[Stored data]
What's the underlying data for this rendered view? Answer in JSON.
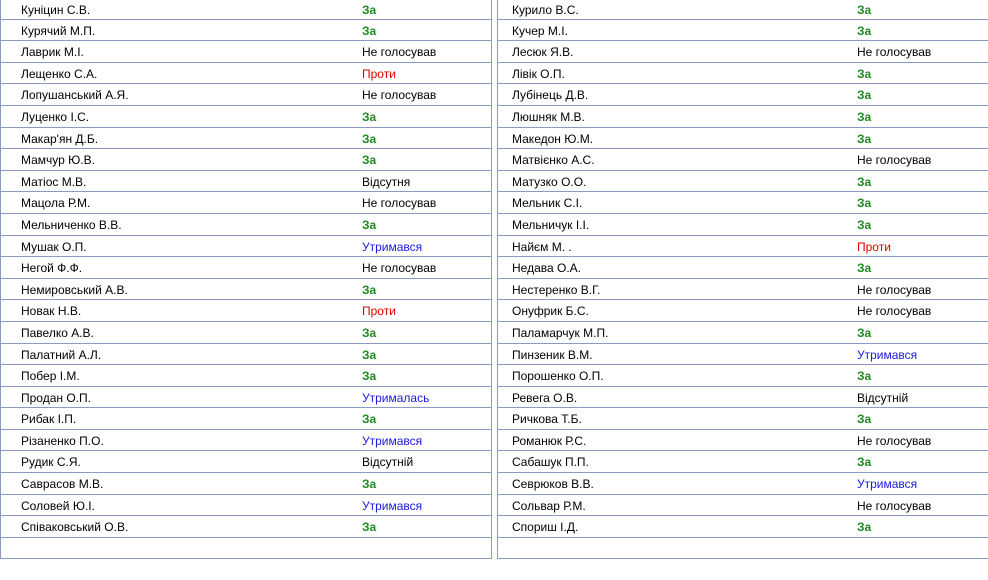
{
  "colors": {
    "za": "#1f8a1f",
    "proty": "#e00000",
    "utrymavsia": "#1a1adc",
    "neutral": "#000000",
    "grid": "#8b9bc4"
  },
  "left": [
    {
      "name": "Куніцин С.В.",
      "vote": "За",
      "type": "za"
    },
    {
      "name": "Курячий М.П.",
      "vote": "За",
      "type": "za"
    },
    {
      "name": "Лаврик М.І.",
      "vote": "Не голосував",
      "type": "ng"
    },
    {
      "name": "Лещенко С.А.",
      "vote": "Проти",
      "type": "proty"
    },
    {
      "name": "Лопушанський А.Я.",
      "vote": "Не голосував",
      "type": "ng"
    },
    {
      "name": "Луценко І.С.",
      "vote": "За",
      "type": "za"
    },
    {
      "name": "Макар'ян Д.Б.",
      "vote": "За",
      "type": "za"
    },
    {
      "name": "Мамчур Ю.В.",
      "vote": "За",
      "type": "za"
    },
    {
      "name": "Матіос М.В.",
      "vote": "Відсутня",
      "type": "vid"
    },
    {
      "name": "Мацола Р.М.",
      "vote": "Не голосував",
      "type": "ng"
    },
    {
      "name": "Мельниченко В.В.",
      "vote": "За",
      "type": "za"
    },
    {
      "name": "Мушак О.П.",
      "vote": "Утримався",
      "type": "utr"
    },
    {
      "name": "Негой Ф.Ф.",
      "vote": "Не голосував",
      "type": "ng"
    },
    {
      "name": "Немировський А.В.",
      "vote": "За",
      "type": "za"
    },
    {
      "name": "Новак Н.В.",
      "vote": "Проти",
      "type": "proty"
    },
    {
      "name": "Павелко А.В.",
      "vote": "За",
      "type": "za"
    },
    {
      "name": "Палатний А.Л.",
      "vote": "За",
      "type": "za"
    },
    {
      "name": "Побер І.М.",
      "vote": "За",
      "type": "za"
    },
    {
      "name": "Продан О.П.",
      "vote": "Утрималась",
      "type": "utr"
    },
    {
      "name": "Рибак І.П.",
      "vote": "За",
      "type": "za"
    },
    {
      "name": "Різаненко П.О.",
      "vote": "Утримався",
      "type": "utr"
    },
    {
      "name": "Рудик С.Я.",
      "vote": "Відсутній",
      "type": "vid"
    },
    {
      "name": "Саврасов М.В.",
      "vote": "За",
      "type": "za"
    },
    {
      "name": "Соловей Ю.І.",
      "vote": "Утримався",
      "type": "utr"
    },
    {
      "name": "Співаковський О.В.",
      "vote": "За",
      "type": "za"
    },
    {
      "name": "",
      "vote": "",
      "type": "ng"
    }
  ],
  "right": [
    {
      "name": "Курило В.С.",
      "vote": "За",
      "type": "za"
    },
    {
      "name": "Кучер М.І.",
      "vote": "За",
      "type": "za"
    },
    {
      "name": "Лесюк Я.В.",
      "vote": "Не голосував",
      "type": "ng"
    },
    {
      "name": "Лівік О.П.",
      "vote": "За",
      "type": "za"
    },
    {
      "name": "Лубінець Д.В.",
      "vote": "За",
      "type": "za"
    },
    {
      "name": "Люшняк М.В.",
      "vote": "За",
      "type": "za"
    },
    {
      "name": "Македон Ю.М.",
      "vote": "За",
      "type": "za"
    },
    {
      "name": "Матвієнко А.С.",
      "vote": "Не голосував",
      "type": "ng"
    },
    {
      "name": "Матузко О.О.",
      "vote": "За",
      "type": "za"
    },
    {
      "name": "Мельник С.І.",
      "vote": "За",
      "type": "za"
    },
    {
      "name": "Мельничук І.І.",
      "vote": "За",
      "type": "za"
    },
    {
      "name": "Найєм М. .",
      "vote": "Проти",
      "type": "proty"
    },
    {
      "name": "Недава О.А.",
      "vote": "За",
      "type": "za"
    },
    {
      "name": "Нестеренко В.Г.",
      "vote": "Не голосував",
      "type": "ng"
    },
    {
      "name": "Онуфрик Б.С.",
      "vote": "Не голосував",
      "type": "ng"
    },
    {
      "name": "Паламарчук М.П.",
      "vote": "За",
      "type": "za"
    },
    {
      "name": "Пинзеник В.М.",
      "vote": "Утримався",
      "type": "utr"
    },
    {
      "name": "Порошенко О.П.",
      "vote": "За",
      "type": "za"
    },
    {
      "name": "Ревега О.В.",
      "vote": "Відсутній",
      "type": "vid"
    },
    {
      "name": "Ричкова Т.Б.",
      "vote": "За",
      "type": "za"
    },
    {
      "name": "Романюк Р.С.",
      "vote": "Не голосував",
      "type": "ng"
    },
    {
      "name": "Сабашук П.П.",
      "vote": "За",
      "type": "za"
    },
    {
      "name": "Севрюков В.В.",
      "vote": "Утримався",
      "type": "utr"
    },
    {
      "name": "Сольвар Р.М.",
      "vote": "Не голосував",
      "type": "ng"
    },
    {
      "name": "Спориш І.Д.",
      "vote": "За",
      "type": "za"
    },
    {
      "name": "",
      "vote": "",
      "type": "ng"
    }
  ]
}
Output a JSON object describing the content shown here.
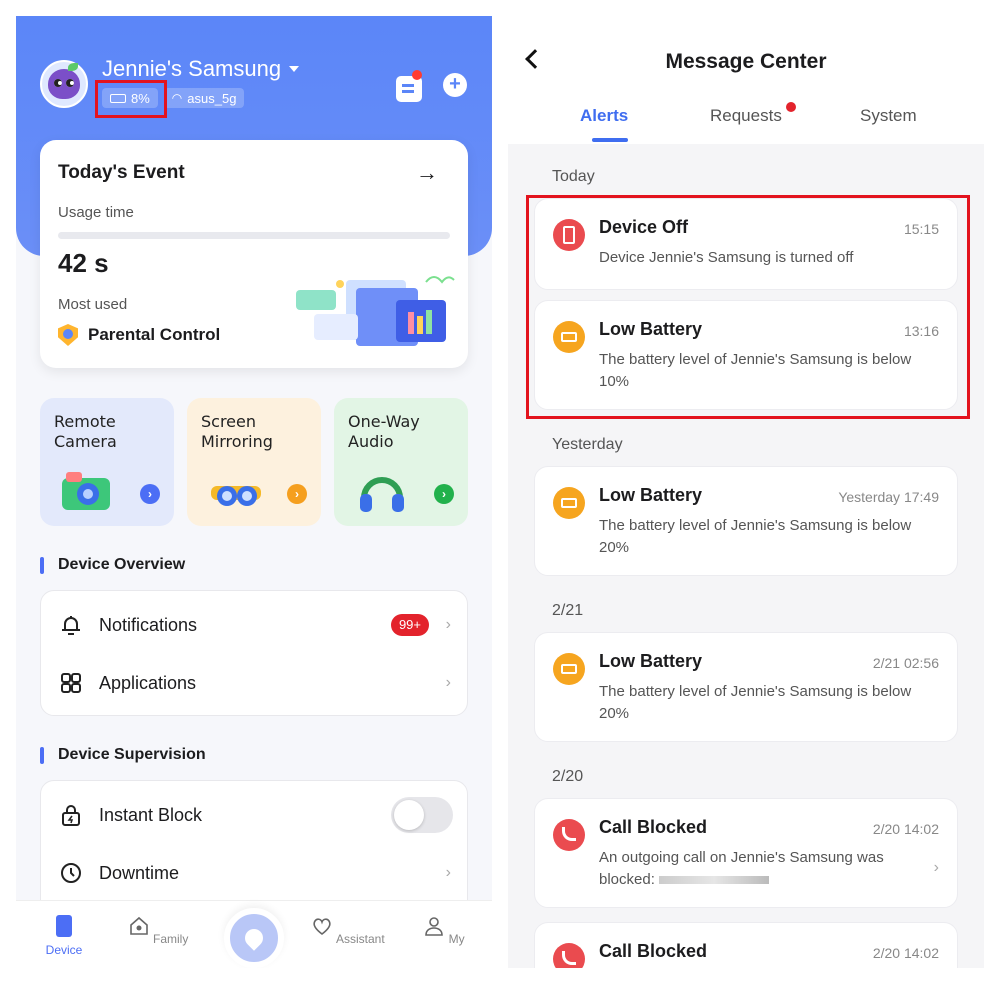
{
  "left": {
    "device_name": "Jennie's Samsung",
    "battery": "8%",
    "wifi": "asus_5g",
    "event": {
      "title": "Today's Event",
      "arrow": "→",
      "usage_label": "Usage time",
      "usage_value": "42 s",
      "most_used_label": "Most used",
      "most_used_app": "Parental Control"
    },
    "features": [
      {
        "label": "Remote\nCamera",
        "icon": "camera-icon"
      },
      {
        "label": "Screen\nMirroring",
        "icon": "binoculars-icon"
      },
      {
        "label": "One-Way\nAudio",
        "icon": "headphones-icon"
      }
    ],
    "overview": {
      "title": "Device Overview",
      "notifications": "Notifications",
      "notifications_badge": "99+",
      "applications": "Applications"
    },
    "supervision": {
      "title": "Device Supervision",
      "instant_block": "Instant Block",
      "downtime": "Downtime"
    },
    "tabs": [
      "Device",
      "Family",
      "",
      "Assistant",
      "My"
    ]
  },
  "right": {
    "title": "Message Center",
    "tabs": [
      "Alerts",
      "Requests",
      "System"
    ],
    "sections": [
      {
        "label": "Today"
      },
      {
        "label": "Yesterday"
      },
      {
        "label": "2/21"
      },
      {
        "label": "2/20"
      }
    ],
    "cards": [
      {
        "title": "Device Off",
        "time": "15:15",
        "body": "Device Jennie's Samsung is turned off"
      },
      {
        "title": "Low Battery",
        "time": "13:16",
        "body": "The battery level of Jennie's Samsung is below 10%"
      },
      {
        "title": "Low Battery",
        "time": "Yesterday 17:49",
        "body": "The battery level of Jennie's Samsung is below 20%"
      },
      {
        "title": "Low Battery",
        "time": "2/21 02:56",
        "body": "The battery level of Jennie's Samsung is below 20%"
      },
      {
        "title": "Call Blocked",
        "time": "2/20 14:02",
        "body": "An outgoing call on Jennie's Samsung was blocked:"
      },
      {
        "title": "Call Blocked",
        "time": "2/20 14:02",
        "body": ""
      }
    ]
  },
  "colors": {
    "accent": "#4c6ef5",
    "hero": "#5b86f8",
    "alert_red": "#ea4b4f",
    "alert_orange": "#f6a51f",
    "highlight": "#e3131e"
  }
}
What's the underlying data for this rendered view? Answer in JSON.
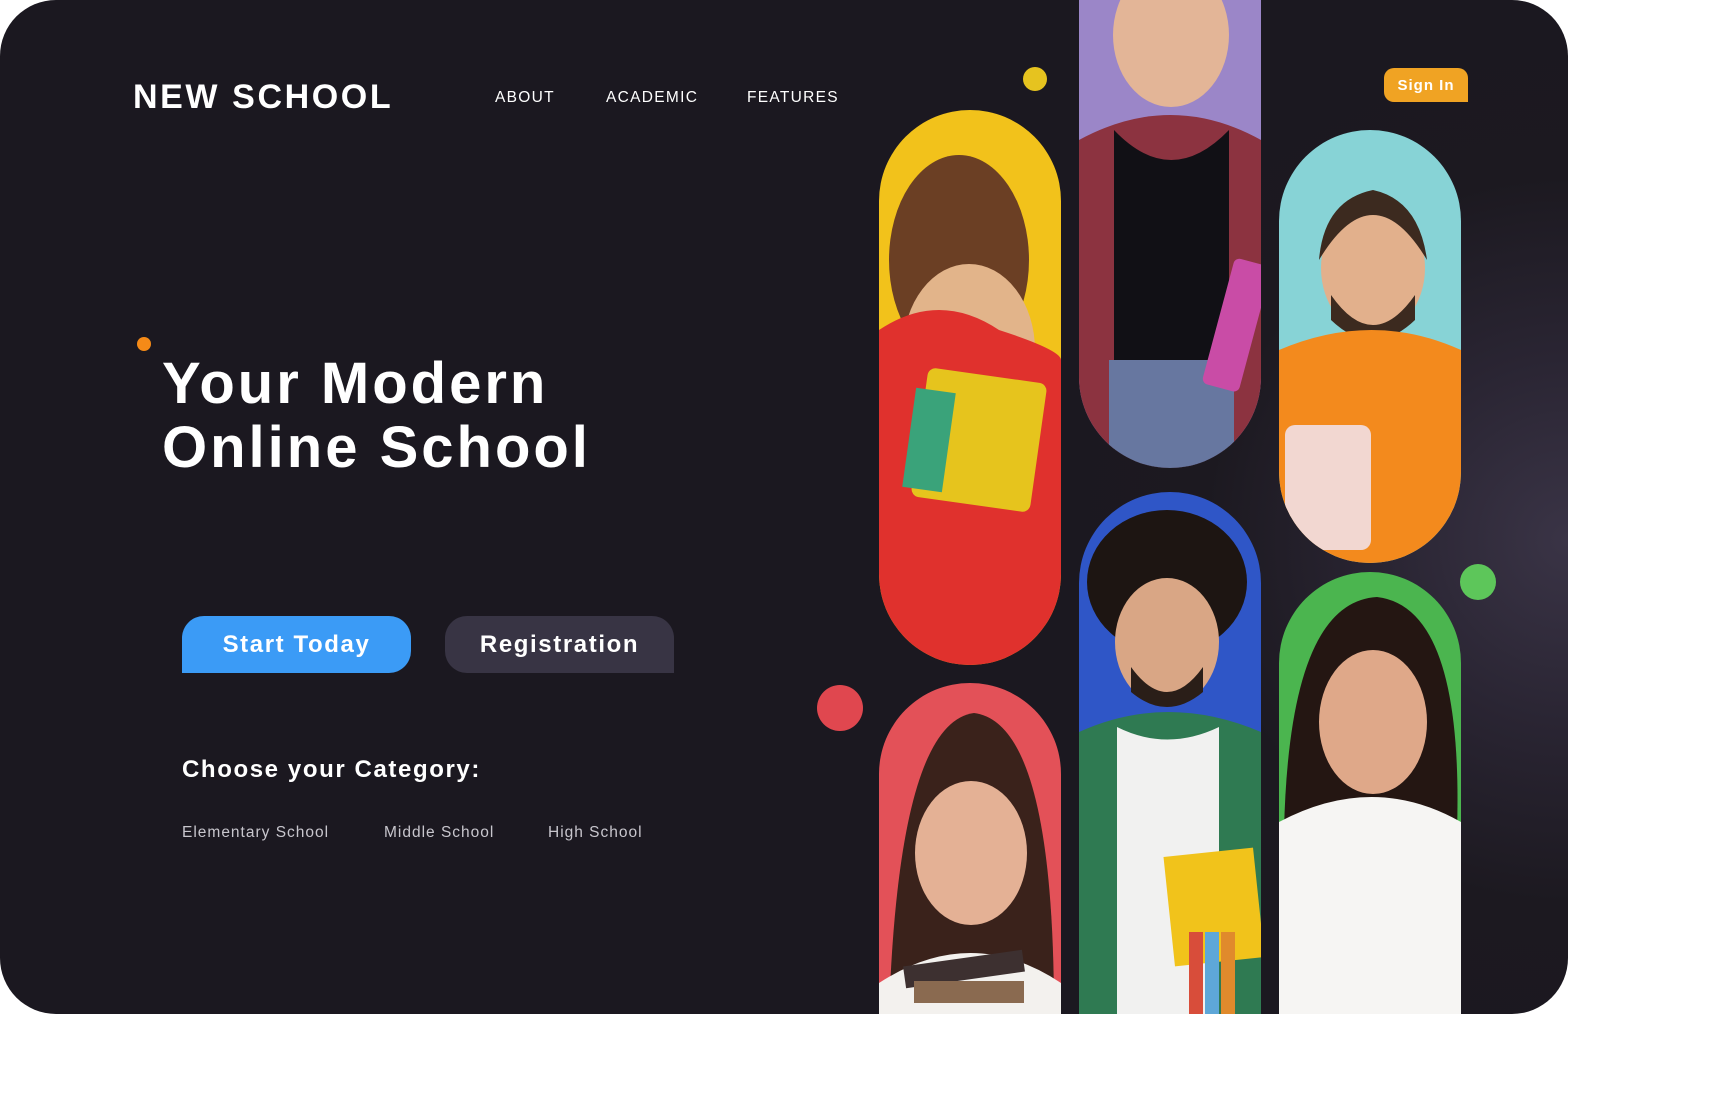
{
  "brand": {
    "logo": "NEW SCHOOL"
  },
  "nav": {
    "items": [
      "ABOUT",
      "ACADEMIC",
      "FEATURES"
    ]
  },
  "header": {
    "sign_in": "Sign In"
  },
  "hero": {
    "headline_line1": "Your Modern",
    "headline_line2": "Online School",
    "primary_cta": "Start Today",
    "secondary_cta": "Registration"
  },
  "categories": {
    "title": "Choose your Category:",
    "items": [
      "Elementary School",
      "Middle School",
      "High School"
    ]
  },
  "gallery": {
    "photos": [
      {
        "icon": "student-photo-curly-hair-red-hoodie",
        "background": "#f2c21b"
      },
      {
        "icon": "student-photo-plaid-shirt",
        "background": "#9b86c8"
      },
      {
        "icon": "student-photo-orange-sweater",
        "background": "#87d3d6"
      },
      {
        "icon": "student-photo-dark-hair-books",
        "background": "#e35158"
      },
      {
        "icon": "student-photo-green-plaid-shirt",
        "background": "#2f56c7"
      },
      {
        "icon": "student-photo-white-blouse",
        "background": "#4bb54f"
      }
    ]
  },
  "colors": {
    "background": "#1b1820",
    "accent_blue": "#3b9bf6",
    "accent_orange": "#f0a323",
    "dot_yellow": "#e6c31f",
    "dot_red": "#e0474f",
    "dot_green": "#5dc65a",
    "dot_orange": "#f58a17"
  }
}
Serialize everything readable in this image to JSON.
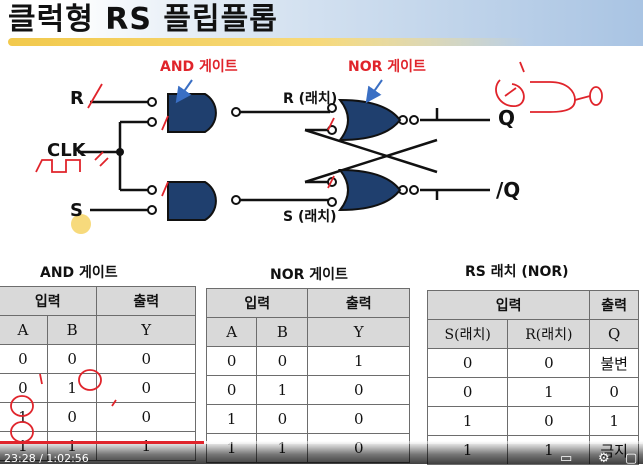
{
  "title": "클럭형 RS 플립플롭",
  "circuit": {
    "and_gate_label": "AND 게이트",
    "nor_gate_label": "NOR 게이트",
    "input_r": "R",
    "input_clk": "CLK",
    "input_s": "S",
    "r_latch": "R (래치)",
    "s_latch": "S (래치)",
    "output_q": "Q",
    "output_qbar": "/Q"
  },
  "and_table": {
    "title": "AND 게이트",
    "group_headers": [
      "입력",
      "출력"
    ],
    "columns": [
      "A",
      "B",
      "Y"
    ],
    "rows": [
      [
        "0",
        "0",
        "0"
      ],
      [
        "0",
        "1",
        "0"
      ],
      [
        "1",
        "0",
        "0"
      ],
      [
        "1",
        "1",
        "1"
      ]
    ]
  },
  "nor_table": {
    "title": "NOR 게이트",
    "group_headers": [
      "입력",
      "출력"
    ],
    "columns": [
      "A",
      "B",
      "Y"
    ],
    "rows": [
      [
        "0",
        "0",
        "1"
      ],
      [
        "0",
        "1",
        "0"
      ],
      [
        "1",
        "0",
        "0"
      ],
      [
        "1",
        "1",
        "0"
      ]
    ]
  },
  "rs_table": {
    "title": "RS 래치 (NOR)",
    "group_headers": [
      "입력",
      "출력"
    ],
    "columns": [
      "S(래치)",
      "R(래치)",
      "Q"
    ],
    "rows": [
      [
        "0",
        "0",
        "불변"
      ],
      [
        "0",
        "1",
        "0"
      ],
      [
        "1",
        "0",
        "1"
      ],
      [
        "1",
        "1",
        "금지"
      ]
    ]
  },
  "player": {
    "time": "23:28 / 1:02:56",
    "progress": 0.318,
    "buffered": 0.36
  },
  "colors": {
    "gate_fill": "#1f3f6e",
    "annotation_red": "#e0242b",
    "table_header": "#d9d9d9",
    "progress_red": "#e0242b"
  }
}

◆ **WHAT YOU HAVE TO DO**: Say how many lines of the material contain the word "Jennie", with no other text.

◆ **ANSWER TO THE PROBLEM**: 6